**EXERCISE DETAILS**
Omit all images. Write out the rest of the material exactly.

(Source records)

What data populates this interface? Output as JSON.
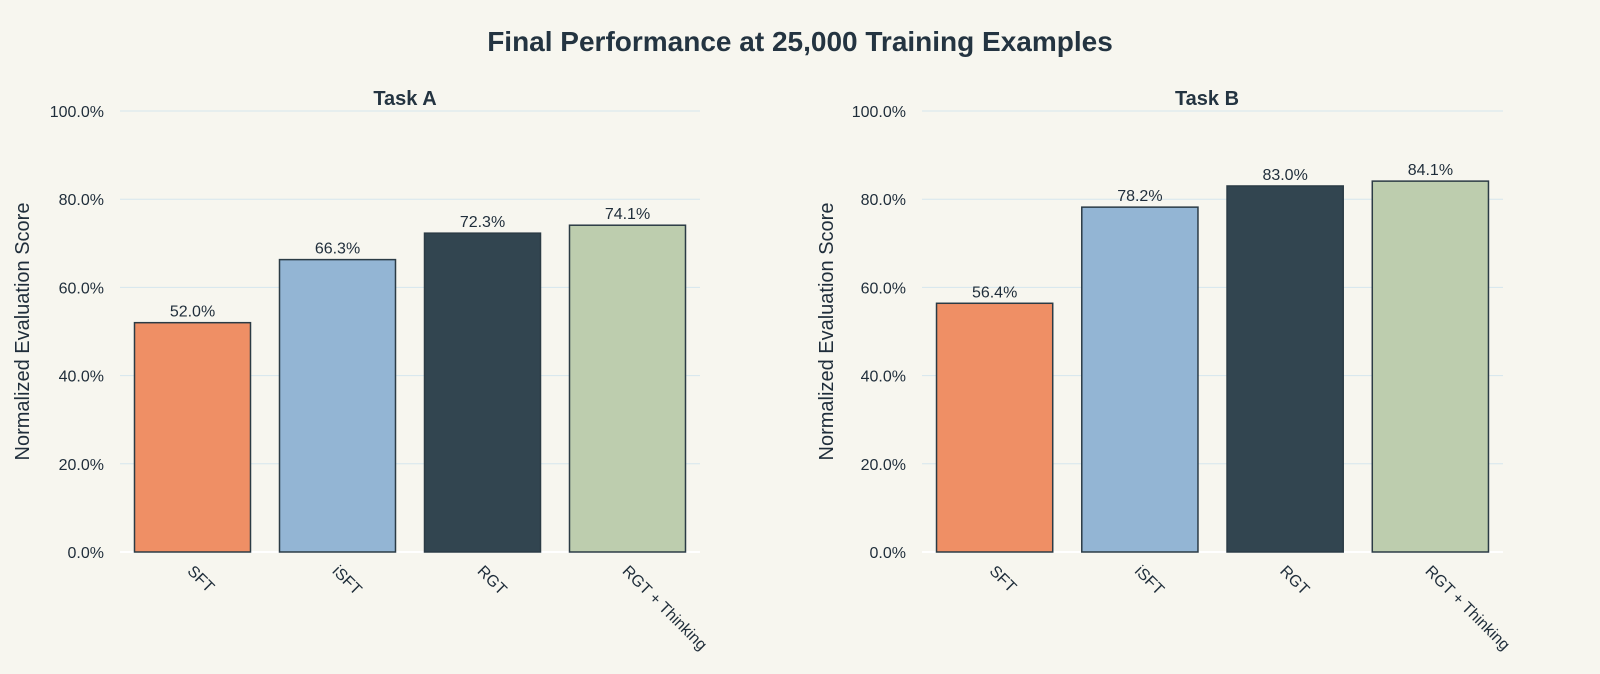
{
  "title": "Final Performance at 25,000 Training Examples",
  "colors": {
    "background": "#f7f6ef",
    "gridline": "#d5e6ee",
    "bar_outline": "#2b3b45",
    "text": "#1f2d3a",
    "bars": [
      "#ef8f65",
      "#93b5d4",
      "#324550",
      "#bdcdae"
    ]
  },
  "chart_data": [
    {
      "type": "bar",
      "title": "Task A",
      "xlabel": "",
      "ylabel": "Normalized Evaluation Score",
      "categories": [
        "SFT",
        "iSFT",
        "RGT",
        "RGT + Thinking"
      ],
      "values": [
        52.0,
        66.3,
        72.3,
        74.1
      ],
      "data_labels": [
        "52.0%",
        "66.3%",
        "72.3%",
        "74.1%"
      ],
      "ylim": [
        0,
        100
      ],
      "y_ticks": [
        0,
        20,
        40,
        60,
        80,
        100
      ],
      "y_tick_labels": [
        "0.0%",
        "20.0%",
        "40.0%",
        "60.0%",
        "80.0%",
        "100.0%"
      ],
      "grid": true,
      "legend": "none"
    },
    {
      "type": "bar",
      "title": "Task B",
      "xlabel": "",
      "ylabel": "Normalized Evaluation Score",
      "categories": [
        "SFT",
        "iSFT",
        "RGT",
        "RGT + Thinking"
      ],
      "values": [
        56.4,
        78.2,
        83.0,
        84.1
      ],
      "data_labels": [
        "56.4%",
        "78.2%",
        "83.0%",
        "84.1%"
      ],
      "ylim": [
        0,
        100
      ],
      "y_ticks": [
        0,
        20,
        40,
        60,
        80,
        100
      ],
      "y_tick_labels": [
        "0.0%",
        "20.0%",
        "40.0%",
        "60.0%",
        "80.0%",
        "100.0%"
      ],
      "grid": true,
      "legend": "none"
    }
  ]
}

**RESULT BELOW**
What data populates this interface? Output as JSON.
{
  "title": "Final Performance at 25,000 Training Examples",
  "colors": {
    "background": "#f7f6ef",
    "gridline": "#d5e6ee",
    "bar_outline": "#2b3b45",
    "text": "#1f2d3a",
    "bars": [
      "#ef8f65",
      "#93b5d4",
      "#324550",
      "#bdcdae"
    ]
  },
  "chart_data": [
    {
      "type": "bar",
      "title": "Task A",
      "xlabel": "",
      "ylabel": "Normalized Evaluation Score",
      "categories": [
        "SFT",
        "iSFT",
        "RGT",
        "RGT + Thinking"
      ],
      "values": [
        52.0,
        66.3,
        72.3,
        74.1
      ],
      "data_labels": [
        "52.0%",
        "66.3%",
        "72.3%",
        "74.1%"
      ],
      "ylim": [
        0,
        100
      ],
      "y_ticks": [
        0,
        20,
        40,
        60,
        80,
        100
      ],
      "y_tick_labels": [
        "0.0%",
        "20.0%",
        "40.0%",
        "60.0%",
        "80.0%",
        "100.0%"
      ],
      "grid": true,
      "legend": "none"
    },
    {
      "type": "bar",
      "title": "Task B",
      "xlabel": "",
      "ylabel": "Normalized Evaluation Score",
      "categories": [
        "SFT",
        "iSFT",
        "RGT",
        "RGT + Thinking"
      ],
      "values": [
        56.4,
        78.2,
        83.0,
        84.1
      ],
      "data_labels": [
        "56.4%",
        "78.2%",
        "83.0%",
        "84.1%"
      ],
      "ylim": [
        0,
        100
      ],
      "y_ticks": [
        0,
        20,
        40,
        60,
        80,
        100
      ],
      "y_tick_labels": [
        "0.0%",
        "20.0%",
        "40.0%",
        "60.0%",
        "80.0%",
        "100.0%"
      ],
      "grid": true,
      "legend": "none"
    }
  ]
}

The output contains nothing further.